[Dataset excerpt]

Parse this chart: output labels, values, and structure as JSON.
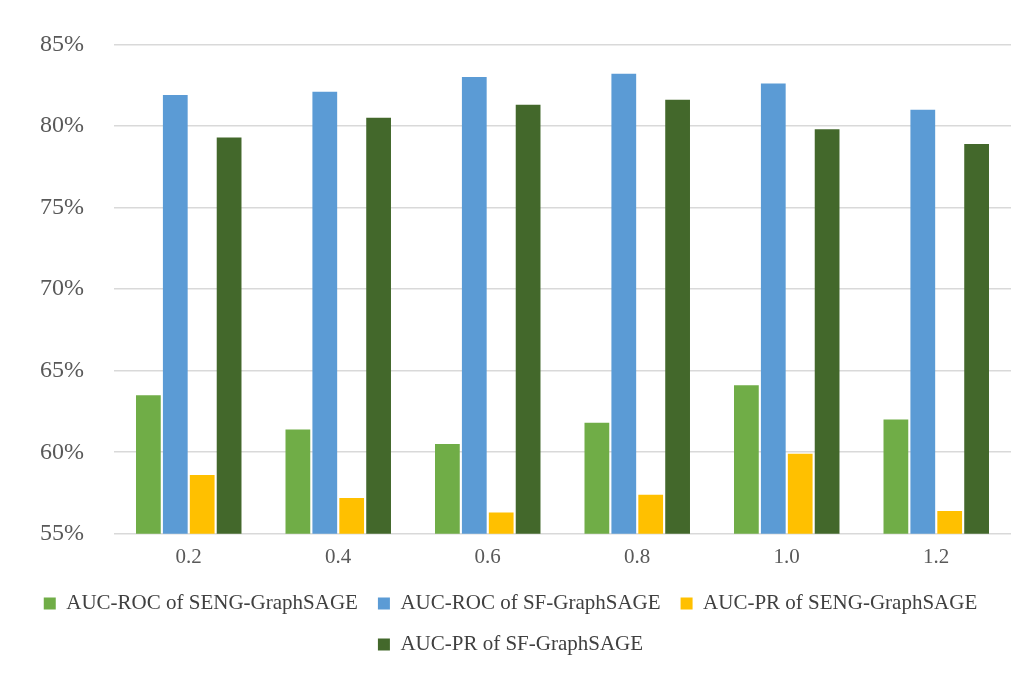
{
  "chart_data": {
    "type": "bar",
    "categories": [
      "0.2",
      "0.4",
      "0.6",
      "0.8",
      "1.0",
      "1.2"
    ],
    "series": [
      {
        "name": "AUC-ROC of SENG-GraphSAGE",
        "color": "#70ad47",
        "values": [
          63.5,
          61.4,
          60.5,
          61.8,
          64.1,
          62.0
        ]
      },
      {
        "name": "AUC-ROC of SF-GraphSAGE",
        "color": "#5b9bd5",
        "values": [
          81.9,
          82.1,
          83.0,
          83.2,
          82.6,
          81.0
        ]
      },
      {
        "name": "AUC-PR of SENG-GraphSAGE",
        "color": "#ffc000",
        "values": [
          58.6,
          57.2,
          56.3,
          57.4,
          59.9,
          56.4
        ]
      },
      {
        "name": "AUC-PR of SF-GraphSAGE",
        "color": "#43682b",
        "values": [
          79.3,
          80.5,
          81.3,
          81.6,
          79.8,
          78.9
        ]
      }
    ],
    "ylim": [
      55,
      85
    ],
    "yticks": [
      {
        "value": 55,
        "label": "55%"
      },
      {
        "value": 60,
        "label": "60%"
      },
      {
        "value": 65,
        "label": "65%"
      },
      {
        "value": 70,
        "label": "70%"
      },
      {
        "value": 75,
        "label": "75%"
      },
      {
        "value": 80,
        "label": "80%"
      },
      {
        "value": 85,
        "label": "85%"
      }
    ],
    "grid": "y",
    "legend": "bottom"
  }
}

** OBJECTIVE **
Output, exactly, all the records above; include no pictures.

** TASK OUTPUT **
Parse this chart: output labels, values, and structure as JSON.
{
  "chart_data": {
    "type": "bar",
    "categories": [
      "0.2",
      "0.4",
      "0.6",
      "0.8",
      "1.0",
      "1.2"
    ],
    "series": [
      {
        "name": "AUC-ROC of SENG-GraphSAGE",
        "color": "#70ad47",
        "values": [
          63.5,
          61.4,
          60.5,
          61.8,
          64.1,
          62.0
        ]
      },
      {
        "name": "AUC-ROC of SF-GraphSAGE",
        "color": "#5b9bd5",
        "values": [
          81.9,
          82.1,
          83.0,
          83.2,
          82.6,
          81.0
        ]
      },
      {
        "name": "AUC-PR of SENG-GraphSAGE",
        "color": "#ffc000",
        "values": [
          58.6,
          57.2,
          56.3,
          57.4,
          59.9,
          56.4
        ]
      },
      {
        "name": "AUC-PR of SF-GraphSAGE",
        "color": "#43682b",
        "values": [
          79.3,
          80.5,
          81.3,
          81.6,
          79.8,
          78.9
        ]
      }
    ],
    "ylim": [
      55,
      85
    ],
    "yticks": [
      {
        "value": 55,
        "label": "55%"
      },
      {
        "value": 60,
        "label": "60%"
      },
      {
        "value": 65,
        "label": "65%"
      },
      {
        "value": 70,
        "label": "70%"
      },
      {
        "value": 75,
        "label": "75%"
      },
      {
        "value": 80,
        "label": "80%"
      },
      {
        "value": 85,
        "label": "85%"
      }
    ],
    "grid": "y",
    "legend": "bottom"
  }
}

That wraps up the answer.